### Exercise details
Everything from the line that contains "Read out every word on this page." through the final line of the records should be written out exactly, and nothing outside that span.

### Source material
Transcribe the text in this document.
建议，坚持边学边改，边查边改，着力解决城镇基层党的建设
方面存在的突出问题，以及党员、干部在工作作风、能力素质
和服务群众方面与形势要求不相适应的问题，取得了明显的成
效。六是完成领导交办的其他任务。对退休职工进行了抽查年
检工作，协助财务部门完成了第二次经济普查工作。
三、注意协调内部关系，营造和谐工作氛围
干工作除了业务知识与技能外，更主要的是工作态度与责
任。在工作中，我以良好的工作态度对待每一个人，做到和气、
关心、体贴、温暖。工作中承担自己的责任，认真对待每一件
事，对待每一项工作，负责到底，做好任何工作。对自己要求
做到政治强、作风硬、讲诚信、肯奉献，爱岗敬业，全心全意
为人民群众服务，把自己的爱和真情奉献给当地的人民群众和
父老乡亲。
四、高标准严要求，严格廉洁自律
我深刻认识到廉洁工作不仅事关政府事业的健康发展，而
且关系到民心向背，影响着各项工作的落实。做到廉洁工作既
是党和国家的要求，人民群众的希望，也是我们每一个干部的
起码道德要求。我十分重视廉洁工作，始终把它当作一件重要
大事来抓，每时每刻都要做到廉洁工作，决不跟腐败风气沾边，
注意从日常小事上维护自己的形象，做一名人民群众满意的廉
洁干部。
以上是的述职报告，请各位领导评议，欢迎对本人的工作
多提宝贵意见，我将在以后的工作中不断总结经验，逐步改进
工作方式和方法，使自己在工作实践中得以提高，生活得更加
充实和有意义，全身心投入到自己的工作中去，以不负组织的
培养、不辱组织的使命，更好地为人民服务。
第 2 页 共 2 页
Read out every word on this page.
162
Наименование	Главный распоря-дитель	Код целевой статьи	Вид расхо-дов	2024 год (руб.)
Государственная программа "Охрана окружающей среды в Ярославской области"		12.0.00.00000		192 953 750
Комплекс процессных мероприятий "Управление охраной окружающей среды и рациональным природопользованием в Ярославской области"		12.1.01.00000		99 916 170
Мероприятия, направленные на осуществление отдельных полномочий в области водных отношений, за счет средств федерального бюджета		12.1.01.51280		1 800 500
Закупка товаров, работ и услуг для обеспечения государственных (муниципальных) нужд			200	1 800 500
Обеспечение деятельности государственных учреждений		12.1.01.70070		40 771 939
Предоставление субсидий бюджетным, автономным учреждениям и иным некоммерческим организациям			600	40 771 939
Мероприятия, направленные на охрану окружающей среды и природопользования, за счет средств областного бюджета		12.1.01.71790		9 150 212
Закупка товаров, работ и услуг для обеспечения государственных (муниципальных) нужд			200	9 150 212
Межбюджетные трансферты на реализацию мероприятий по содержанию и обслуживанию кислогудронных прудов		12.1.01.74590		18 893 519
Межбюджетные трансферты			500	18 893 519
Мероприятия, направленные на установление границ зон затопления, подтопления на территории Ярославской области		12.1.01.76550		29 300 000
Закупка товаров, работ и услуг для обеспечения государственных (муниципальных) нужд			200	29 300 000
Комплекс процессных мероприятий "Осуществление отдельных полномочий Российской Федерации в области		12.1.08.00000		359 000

### Output
Read out every word on this page.
162
Наименование	Главный распоря-дитель	Код целевой статьи	Вид расхо-дов	2024 год (руб.)
Государственная программа "Охрана окружающей среды в Ярославской области"		12.0.00.00000		192 953 750
Комплекс процессных мероприятий "Управление охраной окружающей среды и рациональным природопользованием в Ярославской области"		12.1.01.00000		99 916 170
Мероприятия, направленные на осуществление отдельных полномочий в области водных отношений, за счет средств федерального бюджета		12.1.01.51280		1 800 500
Закупка товаров, работ и услуг для обеспечения государственных (муниципальных) нужд			200	1 800 500
Обеспечение деятельности государственных учреждений		12.1.01.70070		40 771 939
Предоставление субсидий бюджетным, автономным учреждениям и иным некоммерческим организациям			600	40 771 939
Мероприятия, направленные на охрану окружающей среды и природопользования, за счет средств областного бюджета		12.1.01.71790		9 150 212
Закупка товаров, работ и услуг для обеспечения государственных (муниципальных) нужд			200	9 150 212
Межбюджетные трансферты на реализацию мероприятий по содержанию и обслуживанию кислогудронных прудов		12.1.01.74590		18 893 519
Межбюджетные трансферты			500	18 893 519
Мероприятия, направленные на установление границ зон затопления, подтопления на территории Ярославской области		12.1.01.76550		29 300 000
Закупка товаров, работ и услуг для обеспечения государственных (муниципальных) нужд			200	29 300 000
Комплекс процессных мероприятий "Осуществление отдельных полномочий Российской Федерации в области		12.1.08.00000		359 000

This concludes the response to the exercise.